◆ Data for this exercise:
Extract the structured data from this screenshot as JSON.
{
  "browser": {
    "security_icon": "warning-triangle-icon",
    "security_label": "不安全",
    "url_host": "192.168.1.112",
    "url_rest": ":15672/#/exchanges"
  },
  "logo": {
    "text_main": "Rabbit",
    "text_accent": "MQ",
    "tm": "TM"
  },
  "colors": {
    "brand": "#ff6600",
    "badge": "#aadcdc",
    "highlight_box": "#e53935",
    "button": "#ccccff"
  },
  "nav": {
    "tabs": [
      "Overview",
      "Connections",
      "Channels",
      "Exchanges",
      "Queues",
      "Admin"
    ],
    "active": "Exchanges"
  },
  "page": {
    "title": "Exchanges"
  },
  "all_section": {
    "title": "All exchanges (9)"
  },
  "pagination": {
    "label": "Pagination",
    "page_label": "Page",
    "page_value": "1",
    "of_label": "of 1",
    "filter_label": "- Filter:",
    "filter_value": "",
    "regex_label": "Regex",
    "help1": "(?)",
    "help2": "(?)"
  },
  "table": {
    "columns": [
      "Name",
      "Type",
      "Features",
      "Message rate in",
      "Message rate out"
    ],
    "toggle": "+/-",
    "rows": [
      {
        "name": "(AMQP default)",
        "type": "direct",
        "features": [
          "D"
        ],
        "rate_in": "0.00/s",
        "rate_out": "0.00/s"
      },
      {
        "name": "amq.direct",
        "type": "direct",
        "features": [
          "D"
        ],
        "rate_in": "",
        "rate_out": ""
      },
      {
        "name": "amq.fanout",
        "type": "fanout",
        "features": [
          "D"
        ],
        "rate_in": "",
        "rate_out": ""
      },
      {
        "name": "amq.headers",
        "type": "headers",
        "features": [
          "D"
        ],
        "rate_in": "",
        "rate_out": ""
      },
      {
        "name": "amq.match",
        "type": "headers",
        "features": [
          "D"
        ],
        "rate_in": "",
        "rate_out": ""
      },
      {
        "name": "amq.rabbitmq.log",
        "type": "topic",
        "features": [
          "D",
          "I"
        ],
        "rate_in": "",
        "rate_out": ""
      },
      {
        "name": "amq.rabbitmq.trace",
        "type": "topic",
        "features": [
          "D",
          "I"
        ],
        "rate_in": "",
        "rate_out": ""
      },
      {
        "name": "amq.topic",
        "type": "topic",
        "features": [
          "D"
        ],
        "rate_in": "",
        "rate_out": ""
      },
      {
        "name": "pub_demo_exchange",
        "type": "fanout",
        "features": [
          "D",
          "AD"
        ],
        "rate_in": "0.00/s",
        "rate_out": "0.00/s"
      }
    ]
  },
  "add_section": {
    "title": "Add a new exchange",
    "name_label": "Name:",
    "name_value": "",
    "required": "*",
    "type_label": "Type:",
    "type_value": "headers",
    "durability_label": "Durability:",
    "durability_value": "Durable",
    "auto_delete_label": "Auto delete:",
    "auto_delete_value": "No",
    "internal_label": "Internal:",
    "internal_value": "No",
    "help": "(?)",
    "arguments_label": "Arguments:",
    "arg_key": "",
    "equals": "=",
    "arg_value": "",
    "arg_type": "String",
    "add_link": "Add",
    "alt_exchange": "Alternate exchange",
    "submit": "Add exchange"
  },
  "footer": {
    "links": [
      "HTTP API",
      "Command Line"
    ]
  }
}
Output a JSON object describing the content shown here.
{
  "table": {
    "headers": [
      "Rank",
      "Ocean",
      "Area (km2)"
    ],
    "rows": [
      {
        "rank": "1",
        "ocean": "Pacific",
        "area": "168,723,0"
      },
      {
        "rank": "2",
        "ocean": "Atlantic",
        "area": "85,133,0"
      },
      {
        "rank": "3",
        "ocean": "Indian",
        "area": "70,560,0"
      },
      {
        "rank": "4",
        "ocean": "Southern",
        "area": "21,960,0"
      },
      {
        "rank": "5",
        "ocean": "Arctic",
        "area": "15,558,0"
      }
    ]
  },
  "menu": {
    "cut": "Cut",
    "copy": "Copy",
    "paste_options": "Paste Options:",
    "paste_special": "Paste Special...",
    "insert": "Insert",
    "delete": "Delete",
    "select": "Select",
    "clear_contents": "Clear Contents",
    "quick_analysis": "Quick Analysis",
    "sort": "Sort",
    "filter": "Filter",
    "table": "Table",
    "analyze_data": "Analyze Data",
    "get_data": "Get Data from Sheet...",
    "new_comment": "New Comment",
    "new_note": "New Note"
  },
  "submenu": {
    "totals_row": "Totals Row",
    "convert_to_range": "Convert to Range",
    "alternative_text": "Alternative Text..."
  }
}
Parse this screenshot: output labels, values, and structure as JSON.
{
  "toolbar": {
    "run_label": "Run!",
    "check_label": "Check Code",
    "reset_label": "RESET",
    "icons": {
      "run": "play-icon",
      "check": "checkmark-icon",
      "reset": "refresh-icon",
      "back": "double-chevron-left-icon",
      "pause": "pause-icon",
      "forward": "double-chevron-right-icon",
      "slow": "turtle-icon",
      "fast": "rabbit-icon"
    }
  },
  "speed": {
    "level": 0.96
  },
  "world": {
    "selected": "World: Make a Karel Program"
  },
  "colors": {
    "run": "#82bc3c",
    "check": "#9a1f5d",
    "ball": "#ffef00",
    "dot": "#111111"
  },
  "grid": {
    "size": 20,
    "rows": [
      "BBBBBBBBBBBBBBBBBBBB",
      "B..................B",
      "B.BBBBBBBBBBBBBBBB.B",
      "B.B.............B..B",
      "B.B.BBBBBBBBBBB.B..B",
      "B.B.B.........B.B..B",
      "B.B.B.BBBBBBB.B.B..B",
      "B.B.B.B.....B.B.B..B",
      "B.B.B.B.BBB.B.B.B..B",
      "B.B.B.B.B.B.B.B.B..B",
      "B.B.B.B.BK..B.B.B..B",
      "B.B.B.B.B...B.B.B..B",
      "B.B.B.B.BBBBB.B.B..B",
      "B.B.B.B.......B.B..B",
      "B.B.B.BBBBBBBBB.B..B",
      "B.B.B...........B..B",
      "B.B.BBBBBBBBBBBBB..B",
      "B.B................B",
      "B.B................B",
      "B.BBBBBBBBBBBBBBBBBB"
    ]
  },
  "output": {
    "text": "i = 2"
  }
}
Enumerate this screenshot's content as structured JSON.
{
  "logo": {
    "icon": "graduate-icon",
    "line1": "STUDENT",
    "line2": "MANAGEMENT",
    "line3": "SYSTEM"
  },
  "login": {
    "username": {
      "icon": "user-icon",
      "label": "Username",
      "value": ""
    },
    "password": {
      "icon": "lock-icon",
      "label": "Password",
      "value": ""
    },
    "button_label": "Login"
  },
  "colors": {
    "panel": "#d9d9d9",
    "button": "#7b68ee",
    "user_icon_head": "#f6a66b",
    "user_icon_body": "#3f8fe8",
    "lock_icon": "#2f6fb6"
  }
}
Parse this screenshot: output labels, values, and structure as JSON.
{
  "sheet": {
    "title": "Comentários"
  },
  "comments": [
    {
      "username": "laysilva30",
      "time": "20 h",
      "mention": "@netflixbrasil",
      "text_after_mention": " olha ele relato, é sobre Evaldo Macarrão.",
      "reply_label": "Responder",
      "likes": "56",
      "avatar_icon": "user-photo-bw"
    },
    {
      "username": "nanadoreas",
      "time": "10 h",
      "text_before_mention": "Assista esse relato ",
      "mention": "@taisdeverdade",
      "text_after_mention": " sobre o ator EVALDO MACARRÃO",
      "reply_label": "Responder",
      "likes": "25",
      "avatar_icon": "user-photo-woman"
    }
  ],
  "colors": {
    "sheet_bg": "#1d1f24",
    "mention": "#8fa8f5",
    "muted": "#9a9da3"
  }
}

◆ Task goal:
Make a copy of each line that contains the string "screenshot".

◆ In response:
Extract the structured data from this screenshot as JSON.
Parse this screenshot: output labels, values, and structure as JSON.
Enumerate this screenshot's content as structured JSON.
Parse this screenshot: output labels, values, and structure as JSON.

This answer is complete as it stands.